--- begin Records for this task ---
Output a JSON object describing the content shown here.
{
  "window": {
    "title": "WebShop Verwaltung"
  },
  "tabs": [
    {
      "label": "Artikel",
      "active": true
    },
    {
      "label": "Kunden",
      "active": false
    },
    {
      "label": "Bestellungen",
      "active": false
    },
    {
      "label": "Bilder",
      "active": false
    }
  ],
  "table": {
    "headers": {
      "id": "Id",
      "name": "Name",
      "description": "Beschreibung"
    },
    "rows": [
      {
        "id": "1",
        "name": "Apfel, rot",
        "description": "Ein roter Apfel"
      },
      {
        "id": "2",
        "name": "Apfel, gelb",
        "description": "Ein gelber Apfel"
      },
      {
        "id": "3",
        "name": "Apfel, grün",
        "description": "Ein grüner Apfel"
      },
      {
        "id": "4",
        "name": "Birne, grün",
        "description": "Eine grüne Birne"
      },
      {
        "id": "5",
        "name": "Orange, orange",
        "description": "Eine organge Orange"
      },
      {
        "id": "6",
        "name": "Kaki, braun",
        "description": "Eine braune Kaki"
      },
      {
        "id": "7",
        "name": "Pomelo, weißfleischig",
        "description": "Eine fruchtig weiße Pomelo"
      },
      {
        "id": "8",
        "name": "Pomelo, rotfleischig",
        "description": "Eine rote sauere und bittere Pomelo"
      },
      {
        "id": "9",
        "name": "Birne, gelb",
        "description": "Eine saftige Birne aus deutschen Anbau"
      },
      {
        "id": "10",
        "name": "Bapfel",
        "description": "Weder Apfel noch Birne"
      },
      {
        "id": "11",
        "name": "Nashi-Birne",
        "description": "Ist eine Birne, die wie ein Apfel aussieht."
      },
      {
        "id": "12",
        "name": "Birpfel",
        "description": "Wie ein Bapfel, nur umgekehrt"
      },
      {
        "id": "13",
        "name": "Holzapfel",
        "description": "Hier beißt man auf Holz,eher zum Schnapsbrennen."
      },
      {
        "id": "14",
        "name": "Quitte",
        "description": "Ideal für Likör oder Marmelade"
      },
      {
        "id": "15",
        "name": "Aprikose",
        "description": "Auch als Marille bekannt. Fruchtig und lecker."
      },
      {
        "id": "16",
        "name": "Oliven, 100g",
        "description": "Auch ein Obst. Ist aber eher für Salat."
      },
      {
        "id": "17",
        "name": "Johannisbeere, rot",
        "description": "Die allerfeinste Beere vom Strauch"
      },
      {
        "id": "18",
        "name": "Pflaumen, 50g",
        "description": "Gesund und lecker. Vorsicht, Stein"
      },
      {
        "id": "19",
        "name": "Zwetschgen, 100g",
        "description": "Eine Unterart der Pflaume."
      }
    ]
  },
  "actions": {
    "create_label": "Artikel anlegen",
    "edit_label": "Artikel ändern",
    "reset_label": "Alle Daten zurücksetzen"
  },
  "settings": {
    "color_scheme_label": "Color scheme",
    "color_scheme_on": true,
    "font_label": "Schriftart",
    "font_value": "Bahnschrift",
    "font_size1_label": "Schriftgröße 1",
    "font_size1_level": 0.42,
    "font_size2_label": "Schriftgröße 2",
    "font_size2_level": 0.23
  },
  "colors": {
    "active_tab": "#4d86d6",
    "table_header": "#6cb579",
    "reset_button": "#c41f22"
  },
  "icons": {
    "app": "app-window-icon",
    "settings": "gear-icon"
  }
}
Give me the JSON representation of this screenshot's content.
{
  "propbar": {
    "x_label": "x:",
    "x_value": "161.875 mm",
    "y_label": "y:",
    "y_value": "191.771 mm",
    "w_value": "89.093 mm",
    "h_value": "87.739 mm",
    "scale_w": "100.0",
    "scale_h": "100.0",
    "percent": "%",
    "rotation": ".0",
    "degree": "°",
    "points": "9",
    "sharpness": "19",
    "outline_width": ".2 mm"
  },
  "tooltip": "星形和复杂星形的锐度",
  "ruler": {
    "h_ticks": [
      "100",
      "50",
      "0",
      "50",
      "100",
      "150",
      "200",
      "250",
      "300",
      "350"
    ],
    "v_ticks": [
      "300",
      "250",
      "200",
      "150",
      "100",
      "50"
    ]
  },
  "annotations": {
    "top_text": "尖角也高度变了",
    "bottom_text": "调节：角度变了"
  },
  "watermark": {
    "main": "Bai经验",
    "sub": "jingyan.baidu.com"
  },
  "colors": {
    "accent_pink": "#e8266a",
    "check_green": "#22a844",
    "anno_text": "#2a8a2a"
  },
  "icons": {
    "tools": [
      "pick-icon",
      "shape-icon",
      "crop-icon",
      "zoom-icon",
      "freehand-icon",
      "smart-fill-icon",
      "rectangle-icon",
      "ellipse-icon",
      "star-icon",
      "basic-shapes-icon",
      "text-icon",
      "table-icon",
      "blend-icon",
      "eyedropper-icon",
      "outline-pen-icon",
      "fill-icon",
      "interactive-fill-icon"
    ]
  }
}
--- end Records for this task ---
Repeat the whole listing exactly, keeping every line intact.

Output a JSON object describing the content shown here.
{
  "window": {
    "title": "WebShop Verwaltung"
  },
  "tabs": [
    {
      "label": "Artikel",
      "active": true
    },
    {
      "label": "Kunden",
      "active": false
    },
    {
      "label": "Bestellungen",
      "active": false
    },
    {
      "label": "Bilder",
      "active": false
    }
  ],
  "table": {
    "headers": {
      "id": "Id",
      "name": "Name",
      "description": "Beschreibung"
    },
    "rows": [
      {
        "id": "1",
        "name": "Apfel, rot",
        "description": "Ein roter Apfel"
      },
      {
        "id": "2",
        "name": "Apfel, gelb",
        "description": "Ein gelber Apfel"
      },
      {
        "id": "3",
        "name": "Apfel, grün",
        "description": "Ein grüner Apfel"
      },
      {
        "id": "4",
        "name": "Birne, grün",
        "description": "Eine grüne Birne"
      },
      {
        "id": "5",
        "name": "Orange, orange",
        "description": "Eine organge Orange"
      },
      {
        "id": "6",
        "name": "Kaki, braun",
        "description": "Eine braune Kaki"
      },
      {
        "id": "7",
        "name": "Pomelo, weißfleischig",
        "description": "Eine fruchtig weiße Pomelo"
      },
      {
        "id": "8",
        "name": "Pomelo, rotfleischig",
        "description": "Eine rote sauere und bittere Pomelo"
      },
      {
        "id": "9",
        "name": "Birne, gelb",
        "description": "Eine saftige Birne aus deutschen Anbau"
      },
      {
        "id": "10",
        "name": "Bapfel",
        "description": "Weder Apfel noch Birne"
      },
      {
        "id": "11",
        "name": "Nashi-Birne",
        "description": "Ist eine Birne, die wie ein Apfel aussieht."
      },
      {
        "id": "12",
        "name": "Birpfel",
        "description": "Wie ein Bapfel, nur umgekehrt"
      },
      {
        "id": "13",
        "name": "Holzapfel",
        "description": "Hier beißt man auf Holz,eher zum Schnapsbrennen."
      },
      {
        "id": "14",
        "name": "Quitte",
        "description": "Ideal für Likör oder Marmelade"
      },
      {
        "id": "15",
        "name": "Aprikose",
        "description": "Auch als Marille bekannt. Fruchtig und lecker."
      },
      {
        "id": "16",
        "name": "Oliven, 100g",
        "description": "Auch ein Obst. Ist aber eher für Salat."
      },
      {
        "id": "17",
        "name": "Johannisbeere, rot",
        "description": "Die allerfeinste Beere vom Strauch"
      },
      {
        "id": "18",
        "name": "Pflaumen, 50g",
        "description": "Gesund und lecker. Vorsicht, Stein"
      },
      {
        "id": "19",
        "name": "Zwetschgen, 100g",
        "description": "Eine Unterart der Pflaume."
      }
    ]
  },
  "actions": {
    "create_label": "Artikel anlegen",
    "edit_label": "Artikel ändern",
    "reset_label": "Alle Daten zurücksetzen"
  },
  "settings": {
    "color_scheme_label": "Color scheme",
    "color_scheme_on": true,
    "font_label": "Schriftart",
    "font_value": "Bahnschrift",
    "font_size1_label": "Schriftgröße 1",
    "font_size1_level": 0.42,
    "font_size2_label": "Schriftgröße 2",
    "font_size2_level": 0.23
  },
  "colors": {
    "active_tab": "#4d86d6",
    "table_header": "#6cb579",
    "reset_button": "#c41f22"
  },
  "icons": {
    "app": "app-window-icon",
    "settings": "gear-icon"
  }
}
Give me the JSON representation of this screenshot's content.
{
  "propbar": {
    "x_label": "x:",
    "x_value": "161.875 mm",
    "y_label": "y:",
    "y_value": "191.771 mm",
    "w_value": "89.093 mm",
    "h_value": "87.739 mm",
    "scale_w": "100.0",
    "scale_h": "100.0",
    "percent": "%",
    "rotation": ".0",
    "degree": "°",
    "points": "9",
    "sharpness": "19",
    "outline_width": ".2 mm"
  },
  "tooltip": "星形和复杂星形的锐度",
  "ruler": {
    "h_ticks": [
      "100",
      "50",
      "0",
      "50",
      "100",
      "150",
      "200",
      "250",
      "300",
      "350"
    ],
    "v_ticks": [
      "300",
      "250",
      "200",
      "150",
      "100",
      "50"
    ]
  },
  "annotations": {
    "top_text": "尖角也高度变了",
    "bottom_text": "调节：角度变了"
  },
  "watermark": {
    "main": "Bai经验",
    "sub": "jingyan.baidu.com"
  },
  "colors": {
    "accent_pink": "#e8266a",
    "check_green": "#22a844",
    "anno_text": "#2a8a2a"
  },
  "icons": {
    "tools": [
      "pick-icon",
      "shape-icon",
      "crop-icon",
      "zoom-icon",
      "freehand-icon",
      "smart-fill-icon",
      "rectangle-icon",
      "ellipse-icon",
      "star-icon",
      "basic-shapes-icon",
      "text-icon",
      "table-icon",
      "blend-icon",
      "eyedropper-icon",
      "outline-pen-icon",
      "fill-icon",
      "interactive-fill-icon"
    ]
  }
}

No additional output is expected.